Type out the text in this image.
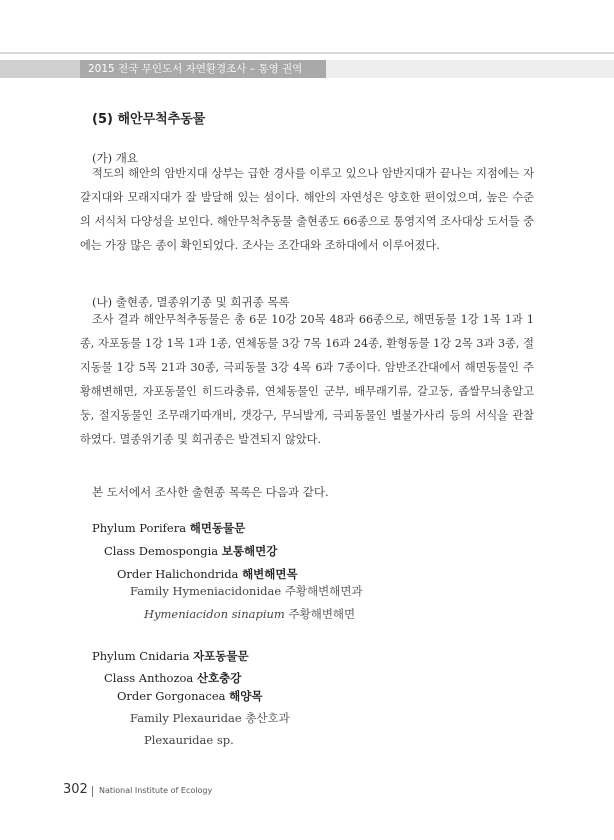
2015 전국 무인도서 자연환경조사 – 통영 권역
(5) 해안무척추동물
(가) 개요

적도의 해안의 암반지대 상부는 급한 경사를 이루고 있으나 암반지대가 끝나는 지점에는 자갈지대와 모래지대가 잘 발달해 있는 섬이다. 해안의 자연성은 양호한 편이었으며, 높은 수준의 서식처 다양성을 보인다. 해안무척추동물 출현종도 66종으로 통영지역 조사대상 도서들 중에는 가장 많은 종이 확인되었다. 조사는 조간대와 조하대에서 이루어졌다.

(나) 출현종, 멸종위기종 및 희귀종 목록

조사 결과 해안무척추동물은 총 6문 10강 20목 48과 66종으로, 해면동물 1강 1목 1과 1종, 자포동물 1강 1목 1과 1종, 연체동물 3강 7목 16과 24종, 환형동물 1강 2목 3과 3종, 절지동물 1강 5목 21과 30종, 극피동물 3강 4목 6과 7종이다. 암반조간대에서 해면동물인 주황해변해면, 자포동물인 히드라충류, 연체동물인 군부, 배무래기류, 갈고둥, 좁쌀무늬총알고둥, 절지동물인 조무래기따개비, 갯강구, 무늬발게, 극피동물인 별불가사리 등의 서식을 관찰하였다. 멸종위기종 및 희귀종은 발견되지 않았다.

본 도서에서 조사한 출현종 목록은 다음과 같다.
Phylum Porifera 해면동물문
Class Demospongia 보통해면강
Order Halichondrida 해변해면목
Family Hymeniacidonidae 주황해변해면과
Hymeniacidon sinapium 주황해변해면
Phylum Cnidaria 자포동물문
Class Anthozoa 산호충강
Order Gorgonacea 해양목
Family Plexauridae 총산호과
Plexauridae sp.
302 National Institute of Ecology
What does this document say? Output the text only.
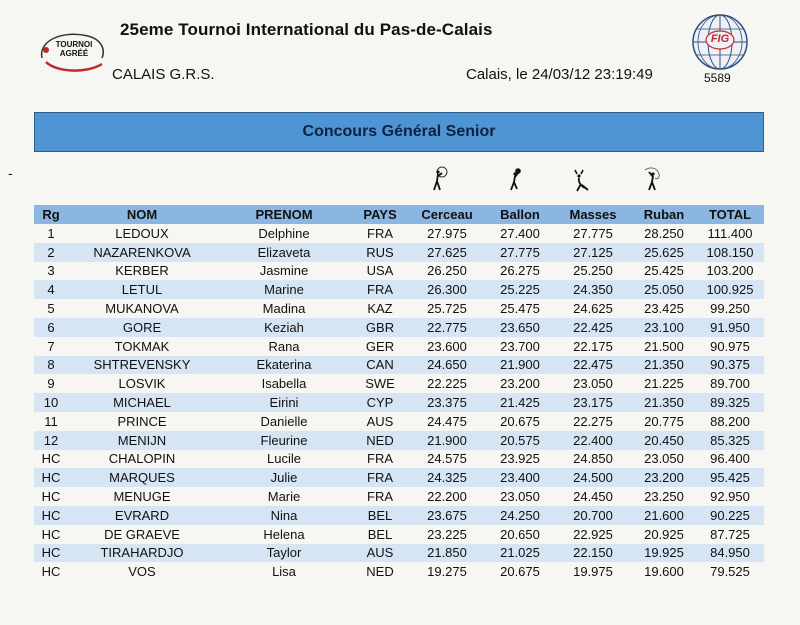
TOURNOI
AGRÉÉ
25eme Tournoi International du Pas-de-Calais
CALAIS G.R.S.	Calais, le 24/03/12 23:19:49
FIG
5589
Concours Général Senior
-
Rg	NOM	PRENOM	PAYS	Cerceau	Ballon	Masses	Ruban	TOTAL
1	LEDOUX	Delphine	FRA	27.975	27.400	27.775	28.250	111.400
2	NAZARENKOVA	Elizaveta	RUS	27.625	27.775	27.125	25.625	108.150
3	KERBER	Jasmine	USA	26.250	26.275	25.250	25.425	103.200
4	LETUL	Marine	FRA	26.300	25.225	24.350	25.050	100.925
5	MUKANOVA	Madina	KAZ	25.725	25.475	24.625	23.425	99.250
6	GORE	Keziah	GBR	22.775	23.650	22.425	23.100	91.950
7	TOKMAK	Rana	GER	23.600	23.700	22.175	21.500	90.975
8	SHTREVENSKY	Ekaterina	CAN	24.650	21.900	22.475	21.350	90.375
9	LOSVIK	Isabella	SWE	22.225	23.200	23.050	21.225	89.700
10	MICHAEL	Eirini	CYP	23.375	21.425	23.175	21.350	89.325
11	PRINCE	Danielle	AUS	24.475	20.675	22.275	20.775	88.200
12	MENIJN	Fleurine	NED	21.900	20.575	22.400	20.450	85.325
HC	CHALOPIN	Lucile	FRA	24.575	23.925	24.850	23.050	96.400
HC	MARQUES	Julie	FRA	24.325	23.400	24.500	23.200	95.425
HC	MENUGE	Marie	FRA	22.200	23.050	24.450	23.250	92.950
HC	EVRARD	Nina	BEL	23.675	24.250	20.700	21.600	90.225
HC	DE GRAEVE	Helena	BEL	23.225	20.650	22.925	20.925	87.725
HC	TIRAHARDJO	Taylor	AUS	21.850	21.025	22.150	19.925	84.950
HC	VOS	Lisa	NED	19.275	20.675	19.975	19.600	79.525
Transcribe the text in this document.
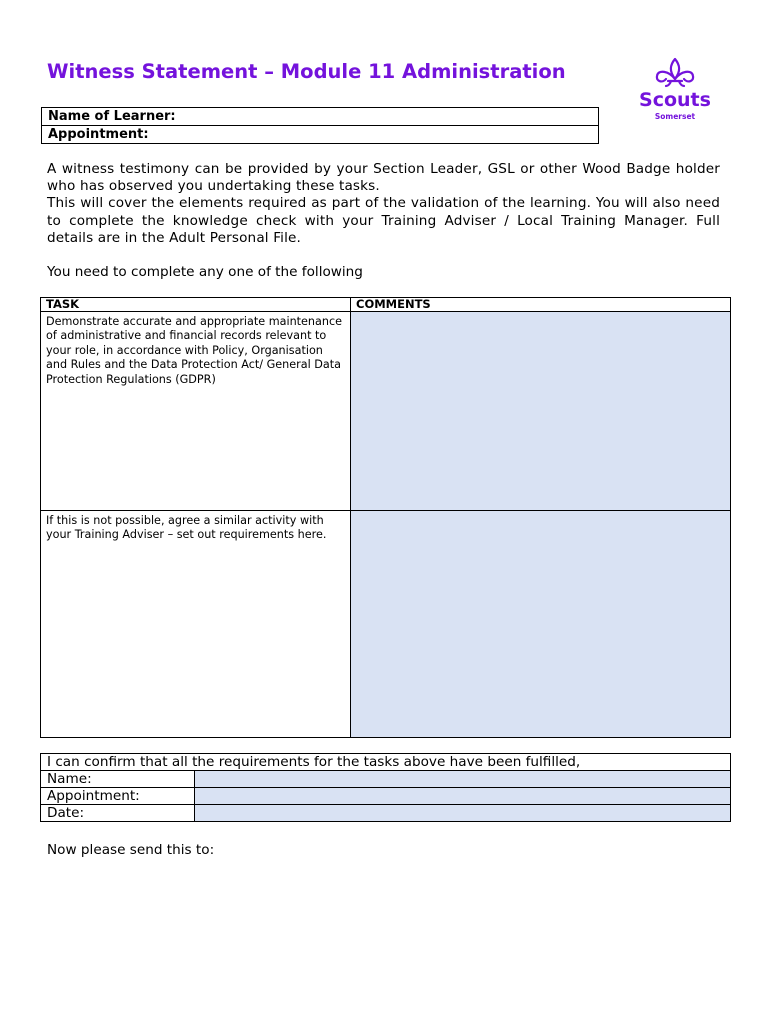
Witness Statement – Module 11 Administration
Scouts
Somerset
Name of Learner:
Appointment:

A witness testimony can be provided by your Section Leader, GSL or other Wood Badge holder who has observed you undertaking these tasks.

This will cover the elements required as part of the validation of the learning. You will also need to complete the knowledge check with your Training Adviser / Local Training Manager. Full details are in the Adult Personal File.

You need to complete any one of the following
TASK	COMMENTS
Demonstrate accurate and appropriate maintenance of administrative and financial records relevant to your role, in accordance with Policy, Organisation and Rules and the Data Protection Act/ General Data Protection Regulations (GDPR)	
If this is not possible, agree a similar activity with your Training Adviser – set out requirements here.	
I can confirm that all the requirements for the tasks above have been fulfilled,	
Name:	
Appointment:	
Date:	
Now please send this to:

########

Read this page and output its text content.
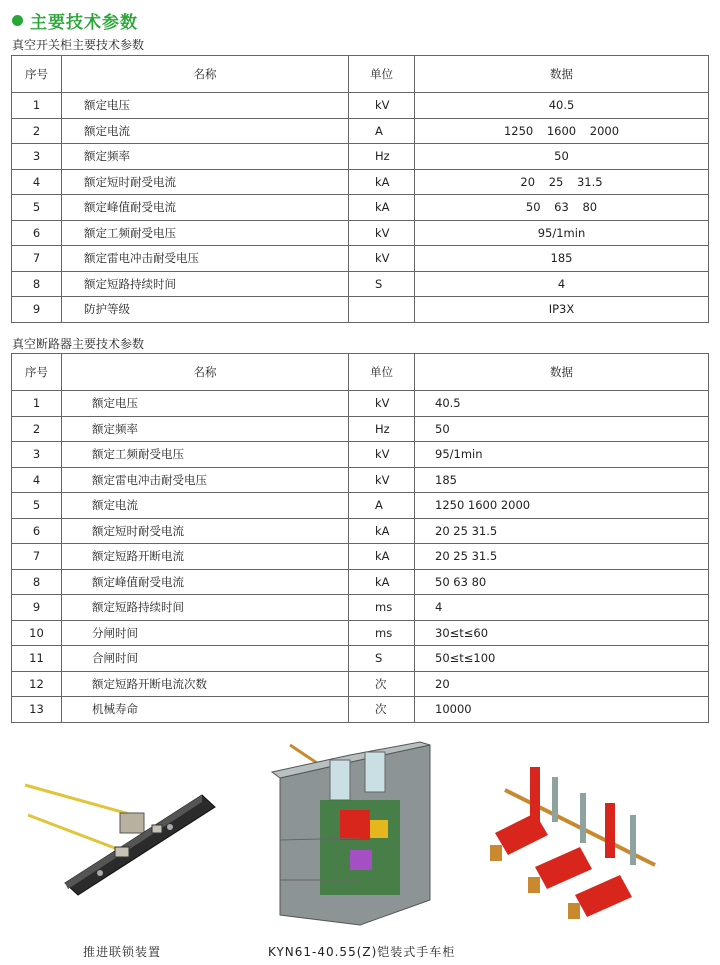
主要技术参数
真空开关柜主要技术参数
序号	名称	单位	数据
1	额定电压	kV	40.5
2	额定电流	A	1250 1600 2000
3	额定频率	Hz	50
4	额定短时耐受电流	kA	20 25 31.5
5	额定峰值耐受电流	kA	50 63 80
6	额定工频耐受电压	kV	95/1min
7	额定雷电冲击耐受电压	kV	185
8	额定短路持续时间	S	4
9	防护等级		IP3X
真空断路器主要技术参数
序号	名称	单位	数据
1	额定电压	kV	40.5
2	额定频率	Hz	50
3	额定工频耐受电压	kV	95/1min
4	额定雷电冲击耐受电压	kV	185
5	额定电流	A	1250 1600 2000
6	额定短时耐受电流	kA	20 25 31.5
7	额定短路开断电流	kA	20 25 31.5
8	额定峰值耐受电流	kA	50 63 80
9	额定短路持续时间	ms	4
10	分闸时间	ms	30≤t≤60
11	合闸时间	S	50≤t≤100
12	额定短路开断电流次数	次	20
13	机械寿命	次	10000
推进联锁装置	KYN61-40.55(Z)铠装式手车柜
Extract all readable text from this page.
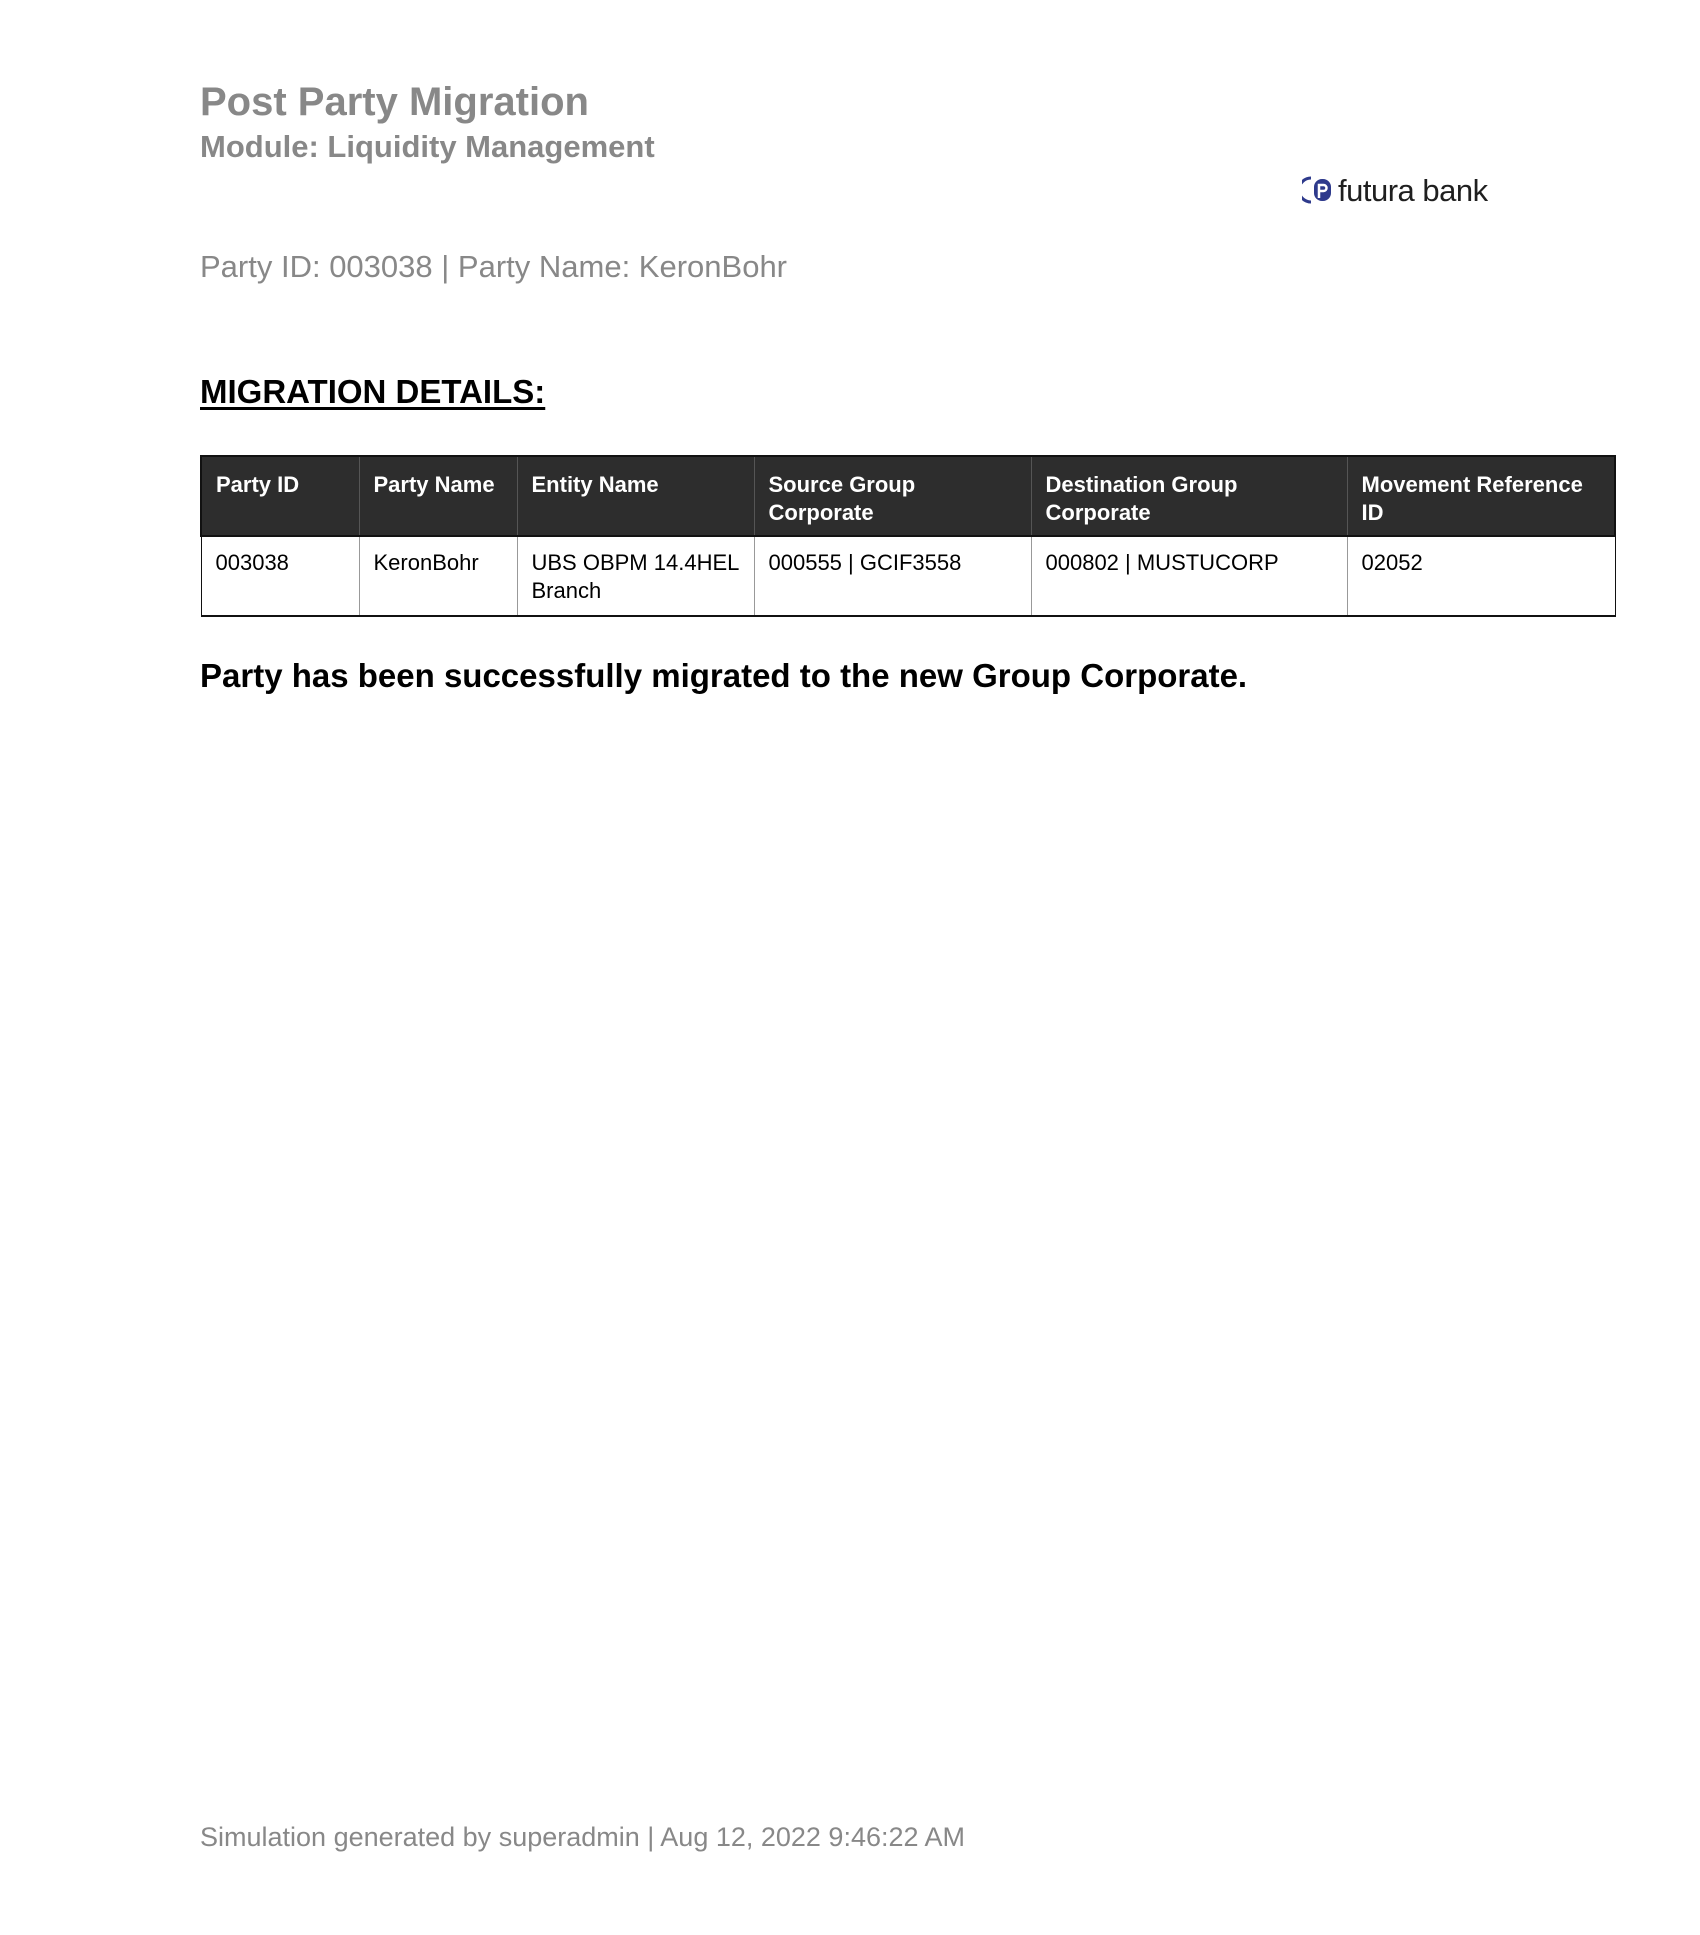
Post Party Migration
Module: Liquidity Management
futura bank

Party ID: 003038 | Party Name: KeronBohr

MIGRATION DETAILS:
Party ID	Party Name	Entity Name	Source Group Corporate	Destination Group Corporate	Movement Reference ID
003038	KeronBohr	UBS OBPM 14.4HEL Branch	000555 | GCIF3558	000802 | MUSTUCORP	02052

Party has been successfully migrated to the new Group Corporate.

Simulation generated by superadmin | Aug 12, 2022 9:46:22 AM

########

Given exercise =>
Only lines holding the string "Group" are wanted; gather each one from the entries above.

Final result =>
Party ID	Party Name	Entity Name	Source Group Corporate	Destination Group Corporate	Movement Reference ID
Party has been successfully migrated to the new Group Corporate.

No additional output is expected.